**WHAT YOU HAVE TO DO:**
Work out the number of lines with "그리스도의" in them. Reply with that number and no other words.

**DATA FOR THE TASK:**
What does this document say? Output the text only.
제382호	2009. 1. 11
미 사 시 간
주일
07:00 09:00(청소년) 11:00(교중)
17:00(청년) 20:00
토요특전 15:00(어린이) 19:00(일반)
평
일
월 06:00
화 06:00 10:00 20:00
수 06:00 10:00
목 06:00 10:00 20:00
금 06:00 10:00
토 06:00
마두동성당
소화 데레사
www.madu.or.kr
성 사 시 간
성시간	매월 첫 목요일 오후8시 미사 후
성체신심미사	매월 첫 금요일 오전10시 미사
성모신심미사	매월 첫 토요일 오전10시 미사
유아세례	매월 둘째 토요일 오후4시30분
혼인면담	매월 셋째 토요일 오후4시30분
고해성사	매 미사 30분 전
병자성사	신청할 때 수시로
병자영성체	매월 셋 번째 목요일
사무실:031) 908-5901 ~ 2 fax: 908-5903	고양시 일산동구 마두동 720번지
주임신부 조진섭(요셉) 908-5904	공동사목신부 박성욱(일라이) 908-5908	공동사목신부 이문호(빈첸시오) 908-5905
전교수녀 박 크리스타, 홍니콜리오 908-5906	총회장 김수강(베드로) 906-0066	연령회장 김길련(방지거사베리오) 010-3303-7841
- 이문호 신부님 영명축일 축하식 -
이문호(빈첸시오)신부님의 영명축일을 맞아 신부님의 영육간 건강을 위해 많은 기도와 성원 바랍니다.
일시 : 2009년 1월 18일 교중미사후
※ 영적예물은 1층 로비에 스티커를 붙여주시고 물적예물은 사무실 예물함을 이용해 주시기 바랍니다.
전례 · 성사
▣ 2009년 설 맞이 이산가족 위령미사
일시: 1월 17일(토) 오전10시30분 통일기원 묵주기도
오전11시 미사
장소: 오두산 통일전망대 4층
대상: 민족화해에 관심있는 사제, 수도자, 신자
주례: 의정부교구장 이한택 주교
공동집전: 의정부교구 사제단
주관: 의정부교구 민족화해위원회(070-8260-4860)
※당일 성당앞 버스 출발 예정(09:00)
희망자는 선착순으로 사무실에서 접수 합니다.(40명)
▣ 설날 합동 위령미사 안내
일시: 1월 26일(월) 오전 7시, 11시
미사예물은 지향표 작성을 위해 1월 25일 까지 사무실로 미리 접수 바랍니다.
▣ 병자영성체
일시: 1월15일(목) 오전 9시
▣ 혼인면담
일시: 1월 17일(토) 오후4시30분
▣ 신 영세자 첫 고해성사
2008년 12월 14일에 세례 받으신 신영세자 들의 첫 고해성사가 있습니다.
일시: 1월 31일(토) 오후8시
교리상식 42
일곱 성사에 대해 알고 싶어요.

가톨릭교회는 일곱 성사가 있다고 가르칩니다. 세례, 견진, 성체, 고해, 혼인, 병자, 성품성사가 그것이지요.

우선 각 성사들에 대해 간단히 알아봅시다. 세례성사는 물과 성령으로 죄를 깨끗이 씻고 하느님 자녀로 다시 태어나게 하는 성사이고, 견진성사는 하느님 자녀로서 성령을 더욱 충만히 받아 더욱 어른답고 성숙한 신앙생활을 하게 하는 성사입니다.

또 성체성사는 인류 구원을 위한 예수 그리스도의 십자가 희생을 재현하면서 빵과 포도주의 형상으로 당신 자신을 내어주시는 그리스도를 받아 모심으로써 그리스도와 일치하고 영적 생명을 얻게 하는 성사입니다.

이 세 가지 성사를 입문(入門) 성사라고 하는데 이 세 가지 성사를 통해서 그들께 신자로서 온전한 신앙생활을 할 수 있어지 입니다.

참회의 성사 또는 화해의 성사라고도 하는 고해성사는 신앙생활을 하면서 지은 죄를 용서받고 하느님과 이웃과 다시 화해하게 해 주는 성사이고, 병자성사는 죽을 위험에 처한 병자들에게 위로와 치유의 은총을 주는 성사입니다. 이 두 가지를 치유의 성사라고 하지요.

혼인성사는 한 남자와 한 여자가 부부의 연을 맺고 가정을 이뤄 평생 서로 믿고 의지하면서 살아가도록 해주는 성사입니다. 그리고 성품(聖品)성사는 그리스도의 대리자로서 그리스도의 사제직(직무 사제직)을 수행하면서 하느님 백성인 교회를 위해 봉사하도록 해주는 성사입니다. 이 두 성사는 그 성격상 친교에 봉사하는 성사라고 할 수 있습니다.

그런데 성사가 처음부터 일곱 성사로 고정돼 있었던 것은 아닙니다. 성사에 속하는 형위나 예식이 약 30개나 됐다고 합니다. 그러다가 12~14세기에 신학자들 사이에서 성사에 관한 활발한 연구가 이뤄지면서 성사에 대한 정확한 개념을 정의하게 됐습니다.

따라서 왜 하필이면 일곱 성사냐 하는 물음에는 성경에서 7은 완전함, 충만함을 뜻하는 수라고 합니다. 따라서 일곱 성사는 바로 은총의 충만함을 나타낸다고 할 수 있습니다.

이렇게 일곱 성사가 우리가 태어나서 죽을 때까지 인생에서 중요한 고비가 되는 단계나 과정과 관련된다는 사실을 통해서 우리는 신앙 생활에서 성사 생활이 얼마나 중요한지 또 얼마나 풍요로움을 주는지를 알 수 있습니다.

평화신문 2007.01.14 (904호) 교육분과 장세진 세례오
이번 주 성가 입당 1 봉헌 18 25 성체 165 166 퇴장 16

**RESULT FOR THIS EXERCISE:**
2